**What you should do**
Look through the data below. Pick out the lines holding the string "ylabel".

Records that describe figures

######

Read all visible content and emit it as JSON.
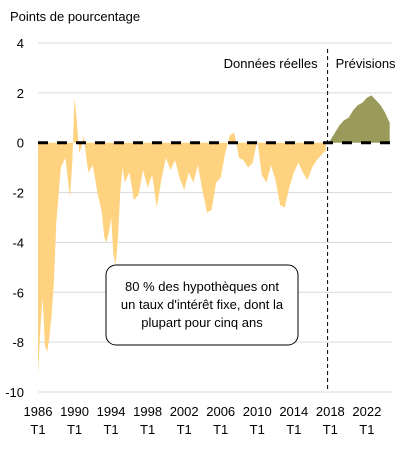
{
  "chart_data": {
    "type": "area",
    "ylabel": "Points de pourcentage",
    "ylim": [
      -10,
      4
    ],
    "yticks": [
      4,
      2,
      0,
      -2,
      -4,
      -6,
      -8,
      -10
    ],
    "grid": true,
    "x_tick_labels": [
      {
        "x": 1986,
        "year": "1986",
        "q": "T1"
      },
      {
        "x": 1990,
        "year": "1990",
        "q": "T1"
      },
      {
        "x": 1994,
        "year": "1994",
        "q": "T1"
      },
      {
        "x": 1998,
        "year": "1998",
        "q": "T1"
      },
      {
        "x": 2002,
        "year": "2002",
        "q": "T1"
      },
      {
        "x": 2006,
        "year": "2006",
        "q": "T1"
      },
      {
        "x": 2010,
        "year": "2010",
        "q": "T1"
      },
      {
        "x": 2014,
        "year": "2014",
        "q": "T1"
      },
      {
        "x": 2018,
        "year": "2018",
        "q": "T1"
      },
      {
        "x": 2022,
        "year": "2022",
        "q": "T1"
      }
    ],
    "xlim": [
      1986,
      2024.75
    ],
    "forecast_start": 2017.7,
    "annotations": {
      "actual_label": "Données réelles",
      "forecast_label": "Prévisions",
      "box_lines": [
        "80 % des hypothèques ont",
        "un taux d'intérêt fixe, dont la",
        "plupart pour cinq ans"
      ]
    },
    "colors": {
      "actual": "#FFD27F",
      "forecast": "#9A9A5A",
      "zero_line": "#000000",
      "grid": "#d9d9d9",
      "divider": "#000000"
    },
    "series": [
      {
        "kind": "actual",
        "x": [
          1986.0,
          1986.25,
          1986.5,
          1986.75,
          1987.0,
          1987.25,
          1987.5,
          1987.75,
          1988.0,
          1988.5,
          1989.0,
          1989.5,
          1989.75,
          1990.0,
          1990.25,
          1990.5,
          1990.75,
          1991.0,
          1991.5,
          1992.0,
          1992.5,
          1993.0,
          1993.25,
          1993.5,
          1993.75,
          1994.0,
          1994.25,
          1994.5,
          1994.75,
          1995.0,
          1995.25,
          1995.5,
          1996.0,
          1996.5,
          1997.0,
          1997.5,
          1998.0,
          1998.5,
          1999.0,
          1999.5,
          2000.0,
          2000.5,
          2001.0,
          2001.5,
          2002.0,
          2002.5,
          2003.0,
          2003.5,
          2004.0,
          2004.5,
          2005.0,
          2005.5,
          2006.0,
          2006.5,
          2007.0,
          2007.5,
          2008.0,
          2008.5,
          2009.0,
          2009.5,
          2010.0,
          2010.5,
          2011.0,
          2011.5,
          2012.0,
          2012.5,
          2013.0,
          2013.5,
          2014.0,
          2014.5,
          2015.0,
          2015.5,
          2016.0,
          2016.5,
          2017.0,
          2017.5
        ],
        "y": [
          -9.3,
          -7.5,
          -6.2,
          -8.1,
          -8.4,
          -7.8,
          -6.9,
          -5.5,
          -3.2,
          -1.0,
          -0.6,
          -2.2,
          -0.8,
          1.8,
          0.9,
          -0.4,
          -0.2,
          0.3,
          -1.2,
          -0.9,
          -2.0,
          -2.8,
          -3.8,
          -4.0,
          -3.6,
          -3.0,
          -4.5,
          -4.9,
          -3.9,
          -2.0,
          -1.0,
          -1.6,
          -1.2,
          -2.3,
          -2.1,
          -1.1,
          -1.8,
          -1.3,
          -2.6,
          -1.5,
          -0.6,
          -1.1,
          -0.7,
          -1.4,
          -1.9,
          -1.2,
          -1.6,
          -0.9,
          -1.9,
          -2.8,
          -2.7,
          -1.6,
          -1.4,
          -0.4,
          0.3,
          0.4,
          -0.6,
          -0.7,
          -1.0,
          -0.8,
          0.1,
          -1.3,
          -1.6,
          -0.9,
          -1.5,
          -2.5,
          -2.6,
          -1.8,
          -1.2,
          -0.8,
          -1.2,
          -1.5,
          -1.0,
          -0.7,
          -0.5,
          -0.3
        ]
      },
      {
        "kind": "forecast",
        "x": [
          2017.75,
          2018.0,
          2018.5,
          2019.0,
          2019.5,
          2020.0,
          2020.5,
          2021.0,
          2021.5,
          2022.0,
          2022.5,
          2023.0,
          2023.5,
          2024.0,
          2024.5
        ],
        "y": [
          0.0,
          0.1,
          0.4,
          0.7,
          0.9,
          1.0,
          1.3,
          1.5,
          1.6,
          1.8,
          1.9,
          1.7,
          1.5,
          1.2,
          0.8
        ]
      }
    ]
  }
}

######

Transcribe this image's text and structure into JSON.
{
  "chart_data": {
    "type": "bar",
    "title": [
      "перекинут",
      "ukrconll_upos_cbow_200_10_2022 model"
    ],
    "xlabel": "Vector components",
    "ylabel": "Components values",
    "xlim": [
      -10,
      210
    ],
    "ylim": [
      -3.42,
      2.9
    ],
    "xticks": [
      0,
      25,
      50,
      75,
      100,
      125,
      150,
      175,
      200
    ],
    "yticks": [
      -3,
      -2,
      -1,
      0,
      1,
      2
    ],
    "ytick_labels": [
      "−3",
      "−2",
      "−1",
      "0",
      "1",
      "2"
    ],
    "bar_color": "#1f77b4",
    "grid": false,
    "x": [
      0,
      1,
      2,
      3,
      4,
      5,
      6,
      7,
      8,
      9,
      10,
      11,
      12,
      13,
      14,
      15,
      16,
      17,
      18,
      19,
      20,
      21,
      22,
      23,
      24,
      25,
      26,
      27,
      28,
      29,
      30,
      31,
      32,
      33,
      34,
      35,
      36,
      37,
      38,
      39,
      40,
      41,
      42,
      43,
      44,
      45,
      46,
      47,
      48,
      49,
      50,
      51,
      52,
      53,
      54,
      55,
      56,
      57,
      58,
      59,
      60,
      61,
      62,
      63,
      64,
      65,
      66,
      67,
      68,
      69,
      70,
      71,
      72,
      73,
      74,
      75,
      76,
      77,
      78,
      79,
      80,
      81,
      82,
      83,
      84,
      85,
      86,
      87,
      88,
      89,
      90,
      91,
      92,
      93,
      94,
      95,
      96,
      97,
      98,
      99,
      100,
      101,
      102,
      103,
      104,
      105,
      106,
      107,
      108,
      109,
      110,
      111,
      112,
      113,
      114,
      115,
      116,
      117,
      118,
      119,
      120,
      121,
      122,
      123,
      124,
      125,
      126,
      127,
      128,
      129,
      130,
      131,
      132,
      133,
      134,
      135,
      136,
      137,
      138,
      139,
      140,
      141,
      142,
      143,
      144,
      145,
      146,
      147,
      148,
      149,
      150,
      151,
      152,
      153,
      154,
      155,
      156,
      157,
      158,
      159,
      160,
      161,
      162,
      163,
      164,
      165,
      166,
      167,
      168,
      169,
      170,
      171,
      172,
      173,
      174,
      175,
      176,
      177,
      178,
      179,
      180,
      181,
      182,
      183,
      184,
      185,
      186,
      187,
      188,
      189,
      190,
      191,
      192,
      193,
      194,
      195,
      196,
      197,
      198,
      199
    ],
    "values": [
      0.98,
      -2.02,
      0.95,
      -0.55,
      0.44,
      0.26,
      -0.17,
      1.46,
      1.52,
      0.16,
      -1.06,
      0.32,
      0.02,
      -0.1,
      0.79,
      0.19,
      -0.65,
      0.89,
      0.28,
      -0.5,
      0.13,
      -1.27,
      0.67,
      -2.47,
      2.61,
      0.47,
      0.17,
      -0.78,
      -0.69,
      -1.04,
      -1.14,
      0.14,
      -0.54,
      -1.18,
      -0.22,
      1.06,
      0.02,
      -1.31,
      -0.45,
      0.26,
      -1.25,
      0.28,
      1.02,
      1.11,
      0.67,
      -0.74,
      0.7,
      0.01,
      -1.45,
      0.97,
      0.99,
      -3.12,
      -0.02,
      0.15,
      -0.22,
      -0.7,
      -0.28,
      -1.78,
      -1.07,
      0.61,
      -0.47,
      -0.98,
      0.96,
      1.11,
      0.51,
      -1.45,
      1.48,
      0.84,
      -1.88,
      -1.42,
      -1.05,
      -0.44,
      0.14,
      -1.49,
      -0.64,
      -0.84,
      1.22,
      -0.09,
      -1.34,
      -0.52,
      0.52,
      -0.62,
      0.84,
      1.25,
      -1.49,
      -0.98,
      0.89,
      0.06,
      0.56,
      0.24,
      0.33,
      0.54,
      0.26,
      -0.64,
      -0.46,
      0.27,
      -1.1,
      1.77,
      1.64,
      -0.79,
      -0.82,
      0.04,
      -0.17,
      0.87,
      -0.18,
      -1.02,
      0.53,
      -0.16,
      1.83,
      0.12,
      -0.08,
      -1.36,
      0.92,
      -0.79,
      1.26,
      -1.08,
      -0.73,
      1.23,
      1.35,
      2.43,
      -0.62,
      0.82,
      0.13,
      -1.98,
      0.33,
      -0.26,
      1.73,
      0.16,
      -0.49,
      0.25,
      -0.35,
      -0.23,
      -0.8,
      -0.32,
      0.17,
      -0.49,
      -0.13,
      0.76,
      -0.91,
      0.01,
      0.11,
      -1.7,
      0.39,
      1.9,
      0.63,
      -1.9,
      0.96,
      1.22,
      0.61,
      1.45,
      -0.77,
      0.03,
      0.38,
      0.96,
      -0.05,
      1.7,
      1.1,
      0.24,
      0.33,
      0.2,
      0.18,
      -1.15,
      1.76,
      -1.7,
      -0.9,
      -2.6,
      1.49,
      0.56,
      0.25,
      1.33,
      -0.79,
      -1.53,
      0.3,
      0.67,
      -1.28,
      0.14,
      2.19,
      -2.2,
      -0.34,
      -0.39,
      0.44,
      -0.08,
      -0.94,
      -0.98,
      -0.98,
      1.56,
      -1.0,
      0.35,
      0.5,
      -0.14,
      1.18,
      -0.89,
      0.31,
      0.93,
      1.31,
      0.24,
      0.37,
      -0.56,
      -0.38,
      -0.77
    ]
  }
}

######

**Solution**
    "ylabel": "Points de pourcentage",
    "ylabel": "Components values",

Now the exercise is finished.